• _AIM_
Omit the images. Copy each entry word for word.

[Dataset excerpt]

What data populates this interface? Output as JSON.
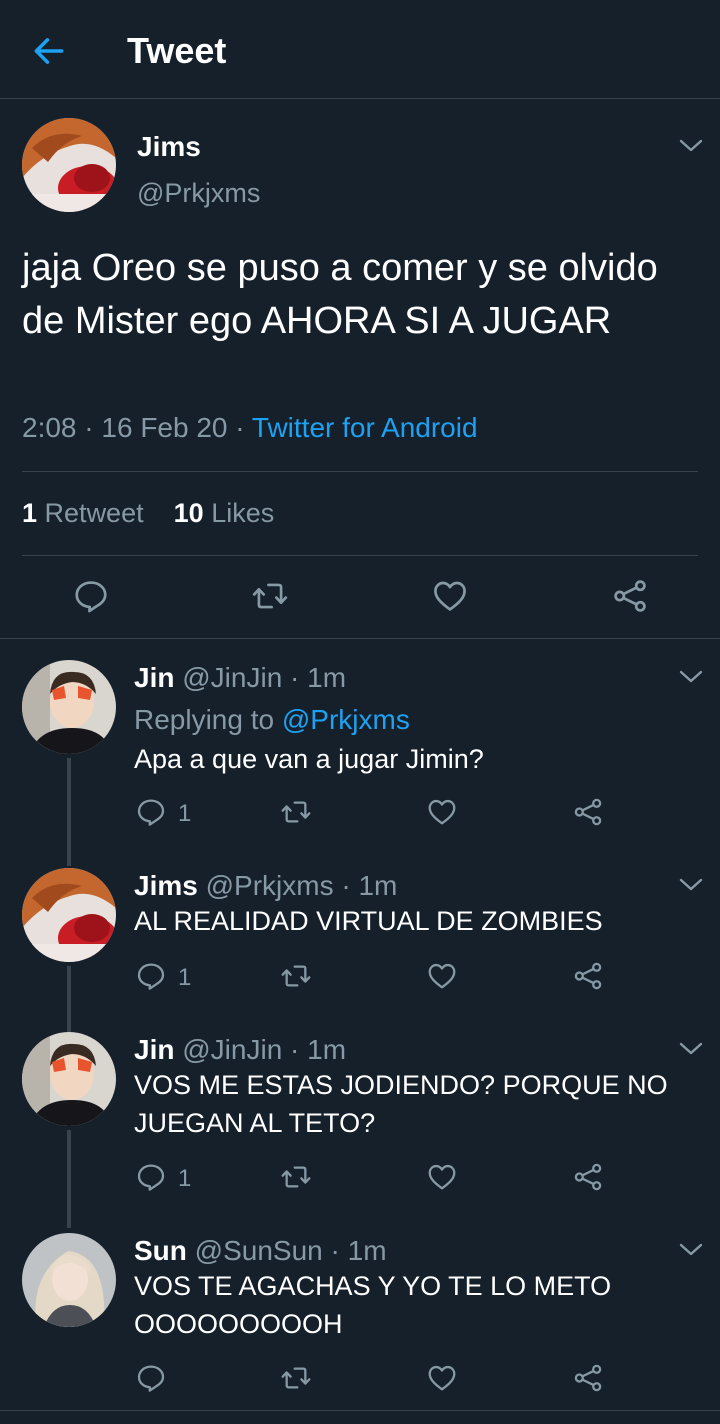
{
  "header": {
    "title": "Tweet",
    "back_icon": "arrow-left-icon",
    "accent": "#1da1f2"
  },
  "main_tweet": {
    "name": "Jims",
    "handle": "@Prkjxms",
    "text": "jaja Oreo se puso a comer y se olvido de Mister ego AHORA SI A JUGAR",
    "time": "2:08",
    "date": "16 Feb 20",
    "source": "Twitter for Android",
    "retweets_count": "1",
    "retweets_label": "Retweet",
    "likes_count": "10",
    "likes_label": "Likes"
  },
  "replies": [
    {
      "name": "Jin",
      "handle": "@JinJin",
      "time": "1m",
      "replying_label": "Replying to",
      "replying_to": "@Prkjxms",
      "text": "Apa a que van a jugar Jimin?",
      "reply_count": "1"
    },
    {
      "name": "Jims",
      "handle": "@Prkjxms",
      "time": "1m",
      "text": "AL REALIDAD VIRTUAL DE ZOMBIES",
      "reply_count": "1"
    },
    {
      "name": "Jin",
      "handle": "@JinJin",
      "time": "1m",
      "text": "VOS ME ESTAS JODIENDO? PORQUE NO JUEGAN AL TETO?",
      "reply_count": "1"
    },
    {
      "name": "Sun",
      "handle": "@SunSun",
      "time": "1m",
      "text": "VOS TE AGACHAS Y YO TE LO METO OOOOOOOOOH",
      "reply_count": ""
    }
  ],
  "colors": {
    "background": "#15202b",
    "divider": "#38444d",
    "secondary_text": "#8899a6",
    "link": "#1da1f2"
  },
  "separator": "·"
}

• _CORRECT OUTPUT_
What data populates this interface? Output as JSON.
{
  "header": {
    "title": "Tweet",
    "back_icon": "arrow-left-icon",
    "accent": "#1da1f2"
  },
  "main_tweet": {
    "name": "Jims",
    "handle": "@Prkjxms",
    "text": "jaja Oreo se puso a comer y se olvido de Mister ego AHORA SI A JUGAR",
    "time": "2:08",
    "date": "16 Feb 20",
    "source": "Twitter for Android",
    "retweets_count": "1",
    "retweets_label": "Retweet",
    "likes_count": "10",
    "likes_label": "Likes"
  },
  "replies": [
    {
      "name": "Jin",
      "handle": "@JinJin",
      "time": "1m",
      "replying_label": "Replying to",
      "replying_to": "@Prkjxms",
      "text": "Apa a que van a jugar Jimin?",
      "reply_count": "1"
    },
    {
      "name": "Jims",
      "handle": "@Prkjxms",
      "time": "1m",
      "text": "AL REALIDAD VIRTUAL DE ZOMBIES",
      "reply_count": "1"
    },
    {
      "name": "Jin",
      "handle": "@JinJin",
      "time": "1m",
      "text": "VOS ME ESTAS JODIENDO? PORQUE NO JUEGAN AL TETO?",
      "reply_count": "1"
    },
    {
      "name": "Sun",
      "handle": "@SunSun",
      "time": "1m",
      "text": "VOS TE AGACHAS Y YO TE LO METO OOOOOOOOOH",
      "reply_count": ""
    }
  ],
  "colors": {
    "background": "#15202b",
    "divider": "#38444d",
    "secondary_text": "#8899a6",
    "link": "#1da1f2"
  },
  "separator": "·"
}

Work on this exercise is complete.